(Data records)
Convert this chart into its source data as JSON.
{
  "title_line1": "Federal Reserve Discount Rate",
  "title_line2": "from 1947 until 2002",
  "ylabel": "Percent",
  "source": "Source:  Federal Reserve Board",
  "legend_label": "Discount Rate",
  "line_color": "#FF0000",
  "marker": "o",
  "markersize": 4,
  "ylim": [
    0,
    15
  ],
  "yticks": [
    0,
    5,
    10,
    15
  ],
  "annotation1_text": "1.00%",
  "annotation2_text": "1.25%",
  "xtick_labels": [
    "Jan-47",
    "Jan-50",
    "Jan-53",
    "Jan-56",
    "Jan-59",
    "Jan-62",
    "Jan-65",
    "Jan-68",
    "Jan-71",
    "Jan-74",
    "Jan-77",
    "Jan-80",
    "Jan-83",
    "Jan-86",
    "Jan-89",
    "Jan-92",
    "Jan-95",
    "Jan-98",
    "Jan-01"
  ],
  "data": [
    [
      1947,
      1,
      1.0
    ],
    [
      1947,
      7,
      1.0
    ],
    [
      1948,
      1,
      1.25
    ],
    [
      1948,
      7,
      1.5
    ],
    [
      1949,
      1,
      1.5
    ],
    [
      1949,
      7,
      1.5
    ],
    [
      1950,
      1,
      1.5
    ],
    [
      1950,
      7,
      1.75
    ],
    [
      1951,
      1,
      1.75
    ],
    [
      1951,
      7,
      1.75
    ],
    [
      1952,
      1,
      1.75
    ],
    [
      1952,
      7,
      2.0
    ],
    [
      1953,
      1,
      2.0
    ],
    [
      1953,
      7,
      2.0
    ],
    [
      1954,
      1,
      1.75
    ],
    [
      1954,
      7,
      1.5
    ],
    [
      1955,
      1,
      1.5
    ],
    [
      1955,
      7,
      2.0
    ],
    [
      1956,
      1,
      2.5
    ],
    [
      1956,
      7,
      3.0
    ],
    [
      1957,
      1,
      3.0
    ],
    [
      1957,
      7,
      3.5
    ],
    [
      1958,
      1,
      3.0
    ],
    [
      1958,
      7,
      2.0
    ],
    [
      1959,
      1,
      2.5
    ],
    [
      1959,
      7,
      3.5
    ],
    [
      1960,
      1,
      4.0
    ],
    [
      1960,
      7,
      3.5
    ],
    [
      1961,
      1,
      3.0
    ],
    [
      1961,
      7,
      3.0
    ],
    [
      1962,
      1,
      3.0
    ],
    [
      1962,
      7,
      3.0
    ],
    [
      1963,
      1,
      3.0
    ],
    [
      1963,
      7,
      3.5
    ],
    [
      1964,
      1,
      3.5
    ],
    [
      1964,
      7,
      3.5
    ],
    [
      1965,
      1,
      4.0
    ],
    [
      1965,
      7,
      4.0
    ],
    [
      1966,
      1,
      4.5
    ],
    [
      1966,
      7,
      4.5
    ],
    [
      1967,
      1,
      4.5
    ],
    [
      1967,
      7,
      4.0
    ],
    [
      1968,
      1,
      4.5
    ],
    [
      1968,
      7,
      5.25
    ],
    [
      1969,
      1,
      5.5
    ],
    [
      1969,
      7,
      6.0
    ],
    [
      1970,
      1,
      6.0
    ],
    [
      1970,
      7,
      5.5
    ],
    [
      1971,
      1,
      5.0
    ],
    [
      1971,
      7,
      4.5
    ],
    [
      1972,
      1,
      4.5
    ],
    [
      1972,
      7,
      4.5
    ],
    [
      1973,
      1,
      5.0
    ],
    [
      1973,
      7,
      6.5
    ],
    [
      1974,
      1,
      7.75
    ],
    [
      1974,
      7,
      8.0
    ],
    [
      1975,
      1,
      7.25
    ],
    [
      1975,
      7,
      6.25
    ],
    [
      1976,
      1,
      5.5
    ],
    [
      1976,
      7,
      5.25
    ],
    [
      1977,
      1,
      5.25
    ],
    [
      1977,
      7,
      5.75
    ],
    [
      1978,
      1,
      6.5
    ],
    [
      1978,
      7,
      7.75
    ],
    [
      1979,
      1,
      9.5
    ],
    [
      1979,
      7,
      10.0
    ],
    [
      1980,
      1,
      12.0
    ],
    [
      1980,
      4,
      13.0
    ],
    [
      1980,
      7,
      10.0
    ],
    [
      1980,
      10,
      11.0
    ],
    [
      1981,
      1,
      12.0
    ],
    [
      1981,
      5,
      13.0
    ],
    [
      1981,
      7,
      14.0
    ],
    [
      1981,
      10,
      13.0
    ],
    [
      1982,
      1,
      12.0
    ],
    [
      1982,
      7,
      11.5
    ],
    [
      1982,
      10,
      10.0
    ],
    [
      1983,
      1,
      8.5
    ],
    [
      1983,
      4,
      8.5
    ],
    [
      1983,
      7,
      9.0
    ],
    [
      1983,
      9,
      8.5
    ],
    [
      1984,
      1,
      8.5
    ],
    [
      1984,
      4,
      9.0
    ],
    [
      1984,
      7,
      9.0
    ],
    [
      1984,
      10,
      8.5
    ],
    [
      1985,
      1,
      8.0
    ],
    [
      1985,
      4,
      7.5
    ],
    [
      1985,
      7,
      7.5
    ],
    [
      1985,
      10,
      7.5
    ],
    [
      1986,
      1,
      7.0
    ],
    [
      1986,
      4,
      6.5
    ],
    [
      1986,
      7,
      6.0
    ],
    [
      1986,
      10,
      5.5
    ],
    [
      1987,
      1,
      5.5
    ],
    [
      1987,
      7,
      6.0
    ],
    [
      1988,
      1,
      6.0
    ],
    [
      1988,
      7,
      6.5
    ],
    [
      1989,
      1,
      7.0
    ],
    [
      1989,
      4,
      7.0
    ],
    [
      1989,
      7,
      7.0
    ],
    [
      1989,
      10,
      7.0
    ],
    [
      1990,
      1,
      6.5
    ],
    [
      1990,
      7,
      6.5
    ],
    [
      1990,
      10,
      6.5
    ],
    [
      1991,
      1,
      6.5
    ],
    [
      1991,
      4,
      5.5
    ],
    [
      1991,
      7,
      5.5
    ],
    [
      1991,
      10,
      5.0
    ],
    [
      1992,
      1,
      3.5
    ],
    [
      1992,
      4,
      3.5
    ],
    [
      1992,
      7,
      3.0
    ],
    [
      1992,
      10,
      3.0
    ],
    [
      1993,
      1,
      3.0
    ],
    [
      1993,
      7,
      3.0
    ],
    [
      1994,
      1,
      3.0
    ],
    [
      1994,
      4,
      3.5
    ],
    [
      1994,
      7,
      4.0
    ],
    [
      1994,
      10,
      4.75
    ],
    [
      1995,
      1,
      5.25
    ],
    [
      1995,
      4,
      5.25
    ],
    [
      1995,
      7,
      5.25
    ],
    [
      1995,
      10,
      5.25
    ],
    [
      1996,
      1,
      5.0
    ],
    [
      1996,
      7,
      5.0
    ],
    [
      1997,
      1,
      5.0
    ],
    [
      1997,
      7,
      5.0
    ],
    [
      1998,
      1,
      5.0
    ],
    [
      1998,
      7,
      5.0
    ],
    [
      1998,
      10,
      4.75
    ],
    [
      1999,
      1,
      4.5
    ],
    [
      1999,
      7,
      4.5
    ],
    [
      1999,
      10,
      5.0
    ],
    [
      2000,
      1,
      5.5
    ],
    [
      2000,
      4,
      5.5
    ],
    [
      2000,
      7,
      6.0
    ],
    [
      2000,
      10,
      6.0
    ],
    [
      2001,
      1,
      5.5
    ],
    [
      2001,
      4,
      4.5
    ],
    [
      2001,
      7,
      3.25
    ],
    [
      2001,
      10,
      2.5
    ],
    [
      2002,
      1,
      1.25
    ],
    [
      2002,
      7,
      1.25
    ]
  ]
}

Goal » Using the data above, copy each line that contains "Rate".

Expected answer »
  "title_line1": "Federal Reserve Discount Rate",
  "legend_label": "Discount Rate",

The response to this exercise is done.